## Job
Review the listing and copy each line that holds the word "Three".

● ● ● ● ●

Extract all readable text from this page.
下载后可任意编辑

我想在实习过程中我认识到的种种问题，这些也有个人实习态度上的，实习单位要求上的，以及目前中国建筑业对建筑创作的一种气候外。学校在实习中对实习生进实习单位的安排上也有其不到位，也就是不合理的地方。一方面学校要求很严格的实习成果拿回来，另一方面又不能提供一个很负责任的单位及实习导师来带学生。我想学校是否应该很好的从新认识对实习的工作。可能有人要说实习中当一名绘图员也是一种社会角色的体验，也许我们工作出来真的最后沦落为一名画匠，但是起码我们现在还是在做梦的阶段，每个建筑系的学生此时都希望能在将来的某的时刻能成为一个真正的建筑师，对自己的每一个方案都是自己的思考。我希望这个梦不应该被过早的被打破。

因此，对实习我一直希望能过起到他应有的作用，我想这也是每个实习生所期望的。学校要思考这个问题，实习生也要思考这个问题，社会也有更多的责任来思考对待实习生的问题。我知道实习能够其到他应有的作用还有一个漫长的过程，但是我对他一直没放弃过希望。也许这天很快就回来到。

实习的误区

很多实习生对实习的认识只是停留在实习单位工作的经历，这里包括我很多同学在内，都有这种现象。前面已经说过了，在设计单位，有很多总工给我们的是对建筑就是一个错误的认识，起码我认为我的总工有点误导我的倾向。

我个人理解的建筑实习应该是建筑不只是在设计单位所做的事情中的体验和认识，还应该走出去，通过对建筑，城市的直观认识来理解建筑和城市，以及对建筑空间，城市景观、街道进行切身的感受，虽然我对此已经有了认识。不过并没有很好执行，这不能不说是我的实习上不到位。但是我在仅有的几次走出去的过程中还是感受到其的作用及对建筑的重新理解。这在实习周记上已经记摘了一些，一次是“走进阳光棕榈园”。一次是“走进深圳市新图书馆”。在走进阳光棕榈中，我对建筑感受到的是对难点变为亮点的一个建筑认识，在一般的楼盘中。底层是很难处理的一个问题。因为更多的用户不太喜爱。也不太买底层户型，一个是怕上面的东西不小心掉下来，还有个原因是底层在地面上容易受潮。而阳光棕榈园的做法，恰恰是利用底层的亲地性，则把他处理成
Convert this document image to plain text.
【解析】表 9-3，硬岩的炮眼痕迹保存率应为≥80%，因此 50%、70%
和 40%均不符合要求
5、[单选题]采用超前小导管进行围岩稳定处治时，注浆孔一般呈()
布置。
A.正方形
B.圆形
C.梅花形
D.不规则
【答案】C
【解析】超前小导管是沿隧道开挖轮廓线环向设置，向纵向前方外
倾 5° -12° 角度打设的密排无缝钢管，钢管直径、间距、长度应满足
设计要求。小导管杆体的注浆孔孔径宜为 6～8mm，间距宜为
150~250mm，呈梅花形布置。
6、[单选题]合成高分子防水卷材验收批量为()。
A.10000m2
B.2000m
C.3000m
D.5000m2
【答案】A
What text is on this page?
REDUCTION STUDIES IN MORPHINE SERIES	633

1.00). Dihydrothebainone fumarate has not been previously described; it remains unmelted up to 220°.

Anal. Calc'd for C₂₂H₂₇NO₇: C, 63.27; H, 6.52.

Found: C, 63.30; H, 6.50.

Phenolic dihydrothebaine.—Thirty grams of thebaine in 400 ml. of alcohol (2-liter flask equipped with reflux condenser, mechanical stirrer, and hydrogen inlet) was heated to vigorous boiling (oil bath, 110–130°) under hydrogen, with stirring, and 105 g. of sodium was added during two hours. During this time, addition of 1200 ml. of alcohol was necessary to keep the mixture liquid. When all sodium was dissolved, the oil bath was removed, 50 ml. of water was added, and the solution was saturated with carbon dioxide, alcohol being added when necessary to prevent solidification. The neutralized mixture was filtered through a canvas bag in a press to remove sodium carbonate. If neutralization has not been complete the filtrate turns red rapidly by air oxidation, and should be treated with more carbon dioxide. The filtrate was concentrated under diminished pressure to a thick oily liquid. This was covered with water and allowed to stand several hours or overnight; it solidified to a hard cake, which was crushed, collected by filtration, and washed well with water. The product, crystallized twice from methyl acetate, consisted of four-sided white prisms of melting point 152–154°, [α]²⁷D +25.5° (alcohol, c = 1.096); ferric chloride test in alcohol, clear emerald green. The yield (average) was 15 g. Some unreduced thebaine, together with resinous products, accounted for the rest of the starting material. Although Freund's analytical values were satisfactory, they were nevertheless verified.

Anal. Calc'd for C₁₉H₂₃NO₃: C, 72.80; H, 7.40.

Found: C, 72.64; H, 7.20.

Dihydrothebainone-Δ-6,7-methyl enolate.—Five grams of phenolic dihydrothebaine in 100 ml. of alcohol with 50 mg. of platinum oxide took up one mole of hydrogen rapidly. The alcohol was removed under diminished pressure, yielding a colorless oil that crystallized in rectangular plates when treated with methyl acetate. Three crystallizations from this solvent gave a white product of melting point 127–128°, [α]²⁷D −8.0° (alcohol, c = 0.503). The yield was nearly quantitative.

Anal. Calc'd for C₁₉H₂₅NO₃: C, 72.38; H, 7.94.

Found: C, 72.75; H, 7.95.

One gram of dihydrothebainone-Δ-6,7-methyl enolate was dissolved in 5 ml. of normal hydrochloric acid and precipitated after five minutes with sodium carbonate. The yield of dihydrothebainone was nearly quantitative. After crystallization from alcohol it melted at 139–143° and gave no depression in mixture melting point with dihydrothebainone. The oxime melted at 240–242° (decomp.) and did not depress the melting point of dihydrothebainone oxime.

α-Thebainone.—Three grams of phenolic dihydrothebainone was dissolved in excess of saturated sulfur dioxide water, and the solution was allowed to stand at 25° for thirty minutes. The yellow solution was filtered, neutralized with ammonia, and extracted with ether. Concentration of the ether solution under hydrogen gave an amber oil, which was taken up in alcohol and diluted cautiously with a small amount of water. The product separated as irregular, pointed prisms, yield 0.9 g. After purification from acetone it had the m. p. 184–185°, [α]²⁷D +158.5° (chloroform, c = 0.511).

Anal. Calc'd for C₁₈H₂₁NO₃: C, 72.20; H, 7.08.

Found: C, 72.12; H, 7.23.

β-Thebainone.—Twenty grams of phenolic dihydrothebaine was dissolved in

● ● ● ● ●

## Written solution
Dihydrothebainone-Δ-6,7-methyl enolate.—Five grams of phenolic dihydrothebaine in 100 ml. of alcohol with 50 mg. of platinum oxide took up one mole of hydrogen rapidly. The alcohol was removed under diminished pressure, yielding a colorless oil that crystallized in rectangular plates when treated with methyl acetate. Three crystallizations from this solvent gave a white product of melting point 127–128°, [α]²⁷D −8.0° (alcohol, c = 0.503). The yield was nearly quantitative.
α-Thebainone.—Three grams of phenolic dihydrothebainone was dissolved in excess of saturated sulfur dioxide water, and the solution was allowed to stand at 25° for thirty minutes. The yellow solution was filtered, neutralized with ammonia, and extracted with ether. Concentration of the ether solution under hydrogen gave an amber oil, which was taken up in alcohol and diluted cautiously with a small amount of water. The product separated as irregular, pointed prisms, yield 0.9 g. After purification from acetone it had the m. p. 184–185°, [α]²⁷D +158.5° (chloroform, c = 0.511).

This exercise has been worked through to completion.